• Your task:
Work through the data below and give the number of lines holding "Press", nothing more.

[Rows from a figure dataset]
* * *

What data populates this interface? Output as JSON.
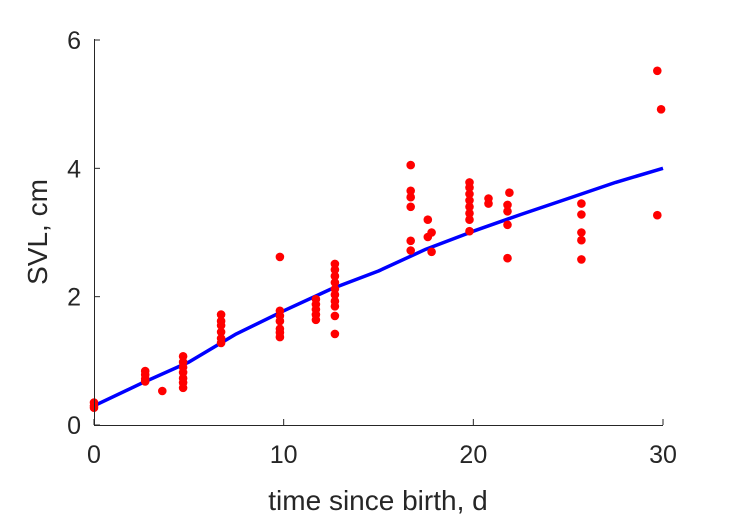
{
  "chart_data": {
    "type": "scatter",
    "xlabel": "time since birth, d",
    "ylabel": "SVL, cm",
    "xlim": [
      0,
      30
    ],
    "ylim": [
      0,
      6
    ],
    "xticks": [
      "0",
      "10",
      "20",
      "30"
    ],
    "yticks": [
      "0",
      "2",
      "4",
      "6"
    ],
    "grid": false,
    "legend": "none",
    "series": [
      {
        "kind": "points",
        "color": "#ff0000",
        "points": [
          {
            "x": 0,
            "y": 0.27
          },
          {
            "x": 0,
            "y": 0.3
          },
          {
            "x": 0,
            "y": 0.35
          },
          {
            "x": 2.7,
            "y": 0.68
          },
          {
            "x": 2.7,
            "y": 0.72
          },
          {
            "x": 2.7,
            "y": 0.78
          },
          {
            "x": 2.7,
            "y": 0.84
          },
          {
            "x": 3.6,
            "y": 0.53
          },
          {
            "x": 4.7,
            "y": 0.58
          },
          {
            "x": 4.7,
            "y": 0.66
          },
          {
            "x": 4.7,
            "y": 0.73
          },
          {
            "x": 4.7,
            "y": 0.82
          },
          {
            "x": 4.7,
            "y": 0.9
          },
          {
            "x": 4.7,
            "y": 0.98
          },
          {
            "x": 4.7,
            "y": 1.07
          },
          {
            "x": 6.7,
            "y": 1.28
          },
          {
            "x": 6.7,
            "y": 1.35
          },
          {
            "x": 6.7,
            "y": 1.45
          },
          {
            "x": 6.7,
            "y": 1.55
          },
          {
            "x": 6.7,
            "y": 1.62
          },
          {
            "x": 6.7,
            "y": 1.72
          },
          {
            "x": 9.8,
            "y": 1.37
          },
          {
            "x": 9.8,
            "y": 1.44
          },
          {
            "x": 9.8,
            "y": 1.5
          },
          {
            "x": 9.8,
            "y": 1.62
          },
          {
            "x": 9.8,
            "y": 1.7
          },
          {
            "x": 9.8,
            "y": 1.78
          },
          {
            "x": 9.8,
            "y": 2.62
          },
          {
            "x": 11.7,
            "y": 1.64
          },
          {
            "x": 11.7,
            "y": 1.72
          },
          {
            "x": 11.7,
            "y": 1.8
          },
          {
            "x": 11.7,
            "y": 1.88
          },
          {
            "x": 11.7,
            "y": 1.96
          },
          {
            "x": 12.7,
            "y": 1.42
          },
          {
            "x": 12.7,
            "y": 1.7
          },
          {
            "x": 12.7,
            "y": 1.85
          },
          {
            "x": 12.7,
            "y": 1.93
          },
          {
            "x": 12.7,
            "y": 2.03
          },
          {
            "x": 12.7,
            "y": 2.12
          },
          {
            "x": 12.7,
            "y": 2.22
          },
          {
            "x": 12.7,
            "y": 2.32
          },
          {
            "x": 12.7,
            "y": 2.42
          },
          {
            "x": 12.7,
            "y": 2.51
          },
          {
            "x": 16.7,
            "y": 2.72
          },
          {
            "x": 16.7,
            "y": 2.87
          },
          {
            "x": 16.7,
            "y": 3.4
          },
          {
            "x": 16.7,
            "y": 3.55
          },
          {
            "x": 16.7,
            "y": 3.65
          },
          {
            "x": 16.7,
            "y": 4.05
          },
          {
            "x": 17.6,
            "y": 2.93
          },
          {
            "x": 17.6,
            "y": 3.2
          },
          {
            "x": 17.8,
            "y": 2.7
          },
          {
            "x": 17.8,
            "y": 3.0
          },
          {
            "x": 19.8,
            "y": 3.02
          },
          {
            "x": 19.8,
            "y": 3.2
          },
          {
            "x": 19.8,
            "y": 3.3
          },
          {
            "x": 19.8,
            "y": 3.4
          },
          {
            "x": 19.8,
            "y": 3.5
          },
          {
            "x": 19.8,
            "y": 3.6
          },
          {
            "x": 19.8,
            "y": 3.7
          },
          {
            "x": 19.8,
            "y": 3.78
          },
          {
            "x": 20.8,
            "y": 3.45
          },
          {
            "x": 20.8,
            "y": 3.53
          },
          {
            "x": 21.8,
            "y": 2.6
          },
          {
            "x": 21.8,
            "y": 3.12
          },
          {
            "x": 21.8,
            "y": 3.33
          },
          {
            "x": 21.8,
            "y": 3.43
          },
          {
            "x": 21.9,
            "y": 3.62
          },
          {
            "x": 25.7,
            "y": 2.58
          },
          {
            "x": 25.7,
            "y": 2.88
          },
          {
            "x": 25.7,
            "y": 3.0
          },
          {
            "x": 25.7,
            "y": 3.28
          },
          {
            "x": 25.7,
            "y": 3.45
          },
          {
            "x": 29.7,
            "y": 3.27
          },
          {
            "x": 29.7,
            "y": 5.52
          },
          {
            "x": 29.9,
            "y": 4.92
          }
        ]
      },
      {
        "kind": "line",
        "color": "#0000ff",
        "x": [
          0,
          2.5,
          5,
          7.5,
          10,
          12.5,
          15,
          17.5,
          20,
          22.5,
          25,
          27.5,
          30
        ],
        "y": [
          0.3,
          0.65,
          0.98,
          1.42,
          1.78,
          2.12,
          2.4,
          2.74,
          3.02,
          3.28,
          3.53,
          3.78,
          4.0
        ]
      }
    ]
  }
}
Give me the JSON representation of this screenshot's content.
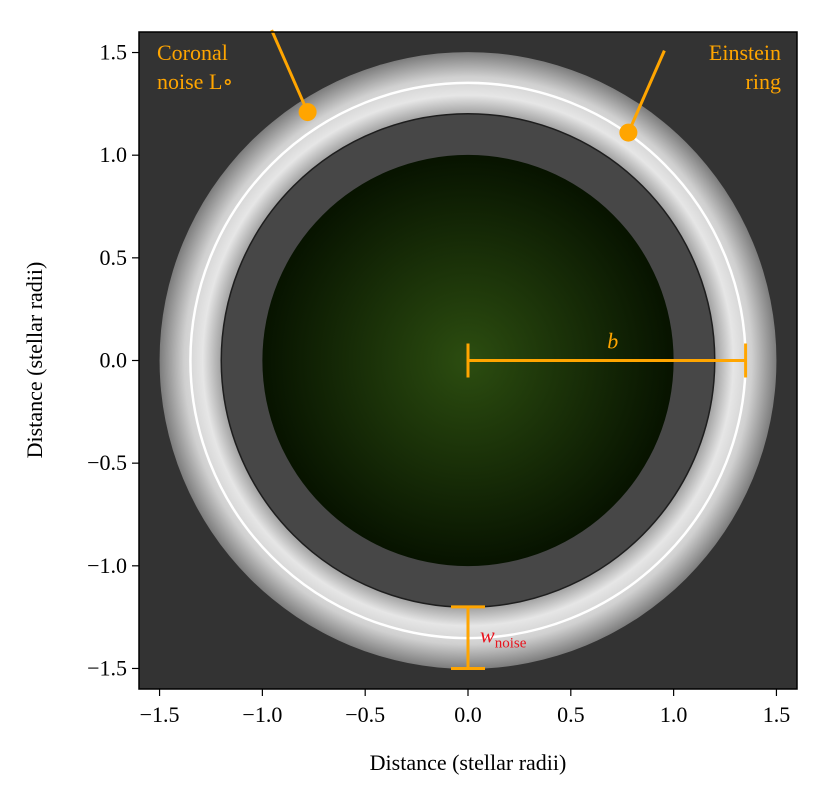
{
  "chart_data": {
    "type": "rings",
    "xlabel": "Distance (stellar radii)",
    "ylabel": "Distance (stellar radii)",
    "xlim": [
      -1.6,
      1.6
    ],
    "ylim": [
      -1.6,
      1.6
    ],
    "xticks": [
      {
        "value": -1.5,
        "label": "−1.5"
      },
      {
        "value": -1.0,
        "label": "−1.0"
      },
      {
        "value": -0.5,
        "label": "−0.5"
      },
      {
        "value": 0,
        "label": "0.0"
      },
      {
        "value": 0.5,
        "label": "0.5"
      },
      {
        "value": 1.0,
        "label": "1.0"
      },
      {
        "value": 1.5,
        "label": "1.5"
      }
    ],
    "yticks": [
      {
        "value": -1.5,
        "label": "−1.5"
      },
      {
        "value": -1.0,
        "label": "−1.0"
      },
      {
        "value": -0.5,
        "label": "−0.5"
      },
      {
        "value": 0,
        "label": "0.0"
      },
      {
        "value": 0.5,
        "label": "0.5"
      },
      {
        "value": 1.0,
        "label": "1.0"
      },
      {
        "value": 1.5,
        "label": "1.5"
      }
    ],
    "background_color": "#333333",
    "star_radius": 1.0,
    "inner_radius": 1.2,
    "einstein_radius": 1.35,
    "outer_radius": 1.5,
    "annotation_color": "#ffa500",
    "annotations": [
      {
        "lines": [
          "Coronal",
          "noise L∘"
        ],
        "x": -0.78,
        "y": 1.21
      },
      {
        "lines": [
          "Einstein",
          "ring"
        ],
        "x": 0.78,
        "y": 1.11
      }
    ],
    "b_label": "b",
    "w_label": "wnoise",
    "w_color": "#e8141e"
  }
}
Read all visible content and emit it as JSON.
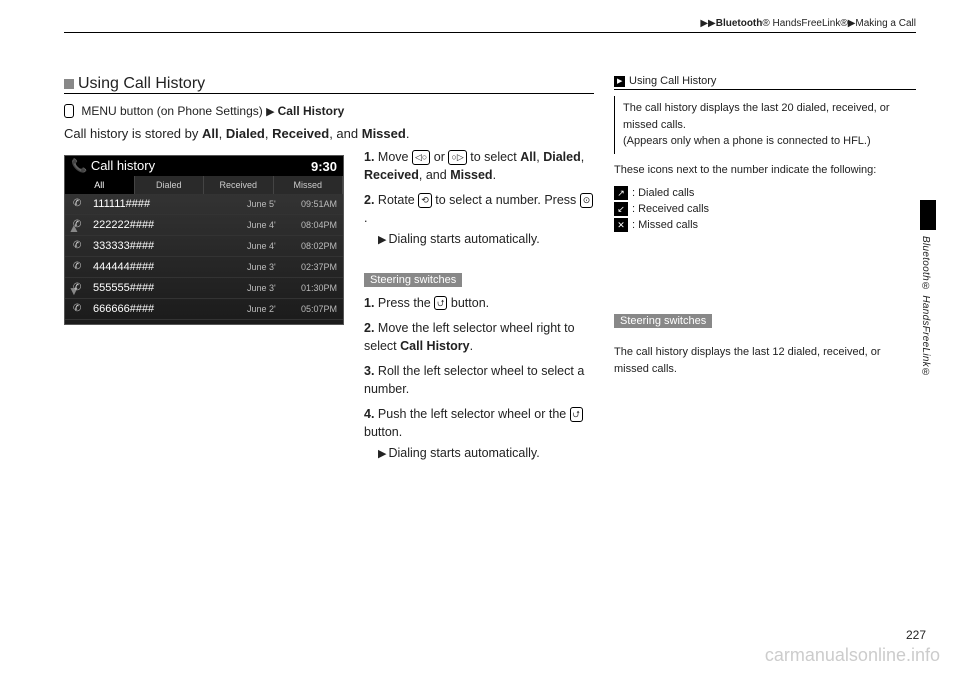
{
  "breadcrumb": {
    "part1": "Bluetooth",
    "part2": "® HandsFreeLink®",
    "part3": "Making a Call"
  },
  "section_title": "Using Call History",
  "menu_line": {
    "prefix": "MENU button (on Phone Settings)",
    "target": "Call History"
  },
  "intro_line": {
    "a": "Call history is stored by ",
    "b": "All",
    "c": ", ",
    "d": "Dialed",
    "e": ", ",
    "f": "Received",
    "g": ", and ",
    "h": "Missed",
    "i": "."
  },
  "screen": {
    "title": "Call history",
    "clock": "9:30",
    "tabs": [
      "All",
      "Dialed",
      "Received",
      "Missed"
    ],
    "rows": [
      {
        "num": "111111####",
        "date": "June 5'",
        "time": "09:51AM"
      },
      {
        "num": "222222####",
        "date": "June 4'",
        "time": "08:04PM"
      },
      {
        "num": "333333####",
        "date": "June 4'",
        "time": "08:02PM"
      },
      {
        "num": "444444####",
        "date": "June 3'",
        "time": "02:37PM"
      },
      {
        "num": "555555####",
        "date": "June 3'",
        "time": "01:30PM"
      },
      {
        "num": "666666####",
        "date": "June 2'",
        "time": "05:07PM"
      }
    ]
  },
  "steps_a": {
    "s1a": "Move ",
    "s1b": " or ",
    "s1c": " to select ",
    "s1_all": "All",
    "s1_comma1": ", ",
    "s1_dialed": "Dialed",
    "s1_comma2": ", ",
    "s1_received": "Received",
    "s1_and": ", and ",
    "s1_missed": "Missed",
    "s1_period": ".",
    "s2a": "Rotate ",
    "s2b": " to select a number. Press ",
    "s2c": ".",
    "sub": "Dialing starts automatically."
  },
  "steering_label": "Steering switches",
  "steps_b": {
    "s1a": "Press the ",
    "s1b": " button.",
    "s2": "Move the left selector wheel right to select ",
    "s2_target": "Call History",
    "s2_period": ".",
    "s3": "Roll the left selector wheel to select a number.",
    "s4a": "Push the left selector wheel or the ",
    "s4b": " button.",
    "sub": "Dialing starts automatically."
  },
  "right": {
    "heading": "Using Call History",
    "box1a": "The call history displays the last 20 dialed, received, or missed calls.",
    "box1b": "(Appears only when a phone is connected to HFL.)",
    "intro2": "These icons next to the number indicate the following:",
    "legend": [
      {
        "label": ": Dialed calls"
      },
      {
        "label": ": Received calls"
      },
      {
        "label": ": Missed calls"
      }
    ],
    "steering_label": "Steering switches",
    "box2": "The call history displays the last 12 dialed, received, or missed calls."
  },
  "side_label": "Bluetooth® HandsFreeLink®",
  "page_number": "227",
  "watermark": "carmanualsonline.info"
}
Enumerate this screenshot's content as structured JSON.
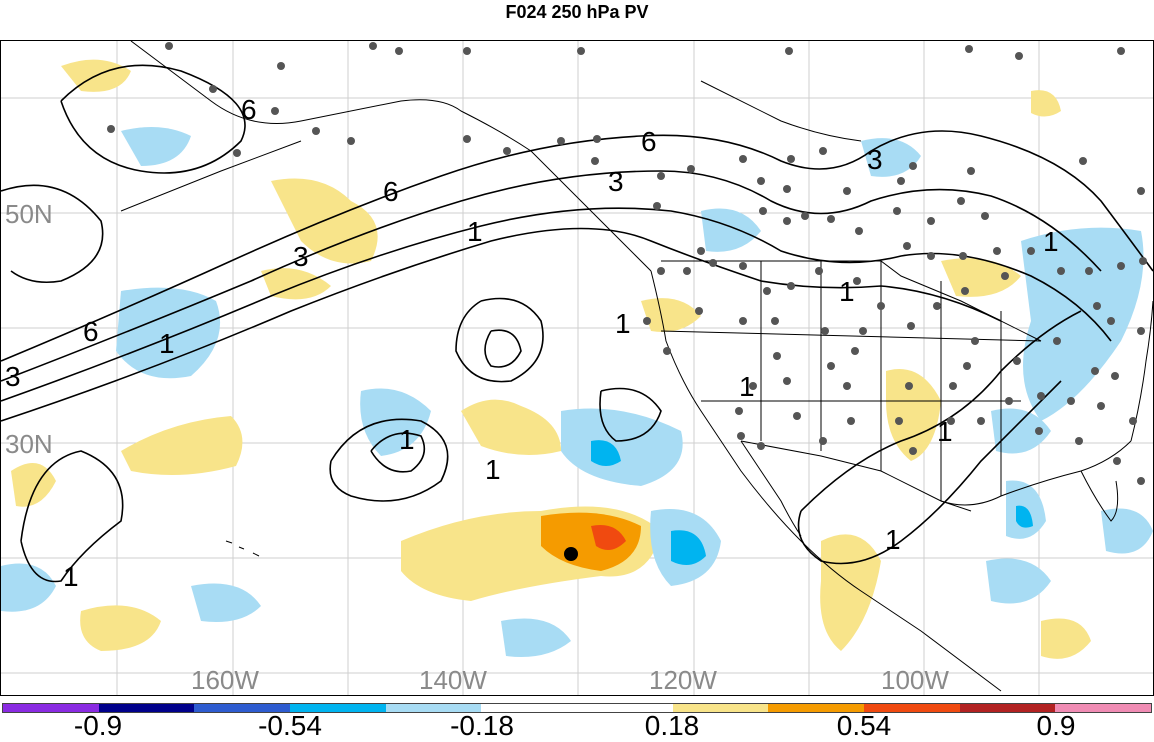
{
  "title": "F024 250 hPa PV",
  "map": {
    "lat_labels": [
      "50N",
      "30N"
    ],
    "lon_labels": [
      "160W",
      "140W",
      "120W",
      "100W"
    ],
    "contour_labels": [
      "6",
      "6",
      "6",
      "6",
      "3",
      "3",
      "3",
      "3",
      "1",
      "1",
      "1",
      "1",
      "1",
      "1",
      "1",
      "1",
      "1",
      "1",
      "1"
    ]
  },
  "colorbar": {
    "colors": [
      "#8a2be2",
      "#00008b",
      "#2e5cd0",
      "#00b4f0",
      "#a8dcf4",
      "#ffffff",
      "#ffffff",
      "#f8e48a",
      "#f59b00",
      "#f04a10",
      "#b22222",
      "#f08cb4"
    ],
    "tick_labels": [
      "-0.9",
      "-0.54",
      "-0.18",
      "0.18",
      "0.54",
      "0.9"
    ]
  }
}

* * *

• Full solution:
2